- [Prompt]
Below are some records; retype all of them exactly.

- [Dataset entries]
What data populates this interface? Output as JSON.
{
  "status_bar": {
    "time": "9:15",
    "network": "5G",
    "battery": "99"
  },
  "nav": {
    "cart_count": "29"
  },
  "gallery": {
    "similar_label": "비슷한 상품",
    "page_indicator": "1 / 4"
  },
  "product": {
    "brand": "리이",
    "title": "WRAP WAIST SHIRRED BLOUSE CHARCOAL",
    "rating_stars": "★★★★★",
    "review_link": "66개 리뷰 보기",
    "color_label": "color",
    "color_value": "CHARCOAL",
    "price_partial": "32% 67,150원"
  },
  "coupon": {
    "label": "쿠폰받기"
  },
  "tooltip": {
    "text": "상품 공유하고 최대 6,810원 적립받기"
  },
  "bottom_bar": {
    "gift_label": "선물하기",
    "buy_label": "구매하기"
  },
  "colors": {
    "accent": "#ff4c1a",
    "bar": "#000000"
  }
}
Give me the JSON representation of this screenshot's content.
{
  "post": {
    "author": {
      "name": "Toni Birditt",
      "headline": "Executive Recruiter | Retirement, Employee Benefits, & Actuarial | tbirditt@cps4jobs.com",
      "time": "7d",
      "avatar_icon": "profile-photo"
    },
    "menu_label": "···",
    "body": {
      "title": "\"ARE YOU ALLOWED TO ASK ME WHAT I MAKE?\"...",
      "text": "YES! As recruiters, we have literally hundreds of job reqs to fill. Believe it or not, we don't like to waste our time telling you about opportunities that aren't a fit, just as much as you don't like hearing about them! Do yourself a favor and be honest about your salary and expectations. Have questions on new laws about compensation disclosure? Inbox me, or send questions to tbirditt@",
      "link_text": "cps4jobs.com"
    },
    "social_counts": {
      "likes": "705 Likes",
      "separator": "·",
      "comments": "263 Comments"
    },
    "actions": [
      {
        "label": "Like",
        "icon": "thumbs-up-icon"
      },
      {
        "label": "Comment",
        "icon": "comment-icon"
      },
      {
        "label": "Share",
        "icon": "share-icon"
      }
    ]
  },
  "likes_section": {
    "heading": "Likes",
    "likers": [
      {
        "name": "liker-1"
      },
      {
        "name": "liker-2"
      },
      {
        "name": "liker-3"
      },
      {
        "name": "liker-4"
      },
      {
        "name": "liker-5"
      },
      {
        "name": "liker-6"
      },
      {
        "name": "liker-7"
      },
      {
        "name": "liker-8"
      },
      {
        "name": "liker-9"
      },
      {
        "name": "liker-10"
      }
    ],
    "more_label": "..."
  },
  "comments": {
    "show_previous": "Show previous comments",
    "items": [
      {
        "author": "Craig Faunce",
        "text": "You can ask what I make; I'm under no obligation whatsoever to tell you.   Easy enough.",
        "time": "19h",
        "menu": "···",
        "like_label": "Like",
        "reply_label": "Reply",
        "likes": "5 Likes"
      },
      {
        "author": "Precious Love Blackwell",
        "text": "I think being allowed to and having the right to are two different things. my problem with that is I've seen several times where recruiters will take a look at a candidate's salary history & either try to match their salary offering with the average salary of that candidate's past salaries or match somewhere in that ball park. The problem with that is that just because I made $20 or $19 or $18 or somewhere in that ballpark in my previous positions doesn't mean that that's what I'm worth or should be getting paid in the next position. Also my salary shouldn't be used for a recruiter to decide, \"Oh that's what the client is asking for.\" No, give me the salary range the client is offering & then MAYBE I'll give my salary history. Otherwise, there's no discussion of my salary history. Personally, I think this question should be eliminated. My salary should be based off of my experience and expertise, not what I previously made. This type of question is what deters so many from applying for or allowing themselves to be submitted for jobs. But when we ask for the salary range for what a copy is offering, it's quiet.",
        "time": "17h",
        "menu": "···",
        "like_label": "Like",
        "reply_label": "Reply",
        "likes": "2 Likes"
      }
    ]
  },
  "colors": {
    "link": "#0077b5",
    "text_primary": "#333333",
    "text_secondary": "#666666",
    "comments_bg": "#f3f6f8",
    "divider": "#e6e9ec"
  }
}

- [Response to the exercise]
What data populates this interface? Output as JSON.
{
  "status_bar": {
    "time": "9:15",
    "network": "5G",
    "battery": "99"
  },
  "nav": {
    "cart_count": "29"
  },
  "gallery": {
    "similar_label": "비슷한 상품",
    "page_indicator": "1 / 4"
  },
  "product": {
    "brand": "리이",
    "title": "WRAP WAIST SHIRRED BLOUSE CHARCOAL",
    "rating_stars": "★★★★★",
    "review_link": "66개 리뷰 보기",
    "color_label": "color",
    "color_value": "CHARCOAL",
    "price_partial": "32% 67,150원"
  },
  "coupon": {
    "label": "쿠폰받기"
  },
  "tooltip": {
    "text": "상품 공유하고 최대 6,810원 적립받기"
  },
  "bottom_bar": {
    "gift_label": "선물하기",
    "buy_label": "구매하기"
  },
  "colors": {
    "accent": "#ff4c1a",
    "bar": "#000000"
  }
}
Give me the JSON representation of this screenshot's content.
{
  "post": {
    "author": {
      "name": "Toni Birditt",
      "headline": "Executive Recruiter | Retirement, Employee Benefits, & Actuarial | tbirditt@cps4jobs.com",
      "time": "7d",
      "avatar_icon": "profile-photo"
    },
    "menu_label": "···",
    "body": {
      "title": "\"ARE YOU ALLOWED TO ASK ME WHAT I MAKE?\"...",
      "text": "YES! As recruiters, we have literally hundreds of job reqs to fill. Believe it or not, we don't like to waste our time telling you about opportunities that aren't a fit, just as much as you don't like hearing about them! Do yourself a favor and be honest about your salary and expectations. Have questions on new laws about compensation disclosure? Inbox me, or send questions to tbirditt@",
      "link_text": "cps4jobs.com"
    },
    "social_counts": {
      "likes": "705 Likes",
      "separator": "·",
      "comments": "263 Comments"
    },
    "actions": [
      {
        "label": "Like",
        "icon": "thumbs-up-icon"
      },
      {
        "label": "Comment",
        "icon": "comment-icon"
      },
      {
        "label": "Share",
        "icon": "share-icon"
      }
    ]
  },
  "likes_section": {
    "heading": "Likes",
    "likers": [
      {
        "name": "liker-1"
      },
      {
        "name": "liker-2"
      },
      {
        "name": "liker-3"
      },
      {
        "name": "liker-4"
      },
      {
        "name": "liker-5"
      },
      {
        "name": "liker-6"
      },
      {
        "name": "liker-7"
      },
      {
        "name": "liker-8"
      },
      {
        "name": "liker-9"
      },
      {
        "name": "liker-10"
      }
    ],
    "more_label": "..."
  },
  "comments": {
    "show_previous": "Show previous comments",
    "items": [
      {
        "author": "Craig Faunce",
        "text": "You can ask what I make; I'm under no obligation whatsoever to tell you.   Easy enough.",
        "time": "19h",
        "menu": "···",
        "like_label": "Like",
        "reply_label": "Reply",
        "likes": "5 Likes"
      },
      {
        "author": "Precious Love Blackwell",
        "text": "I think being allowed to and having the right to are two different things. my problem with that is I've seen several times where recruiters will take a look at a candidate's salary history & either try to match their salary offering with the average salary of that candidate's past salaries or match somewhere in that ball park. The problem with that is that just because I made $20 or $19 or $18 or somewhere in that ballpark in my previous positions doesn't mean that that's what I'm worth or should be getting paid in the next position. Also my salary shouldn't be used for a recruiter to decide, \"Oh that's what the client is asking for.\" No, give me the salary range the client is offering & then MAYBE I'll give my salary history. Otherwise, there's no discussion of my salary history. Personally, I think this question should be eliminated. My salary should be based off of my experience and expertise, not what I previously made. This type of question is what deters so many from applying for or allowing themselves to be submitted for jobs. But when we ask for the salary range for what a copy is offering, it's quiet.",
        "time": "17h",
        "menu": "···",
        "like_label": "Like",
        "reply_label": "Reply",
        "likes": "2 Likes"
      }
    ]
  },
  "colors": {
    "link": "#0077b5",
    "text_primary": "#333333",
    "text_secondary": "#666666",
    "comments_bg": "#f3f6f8",
    "divider": "#e6e9ec"
  }
}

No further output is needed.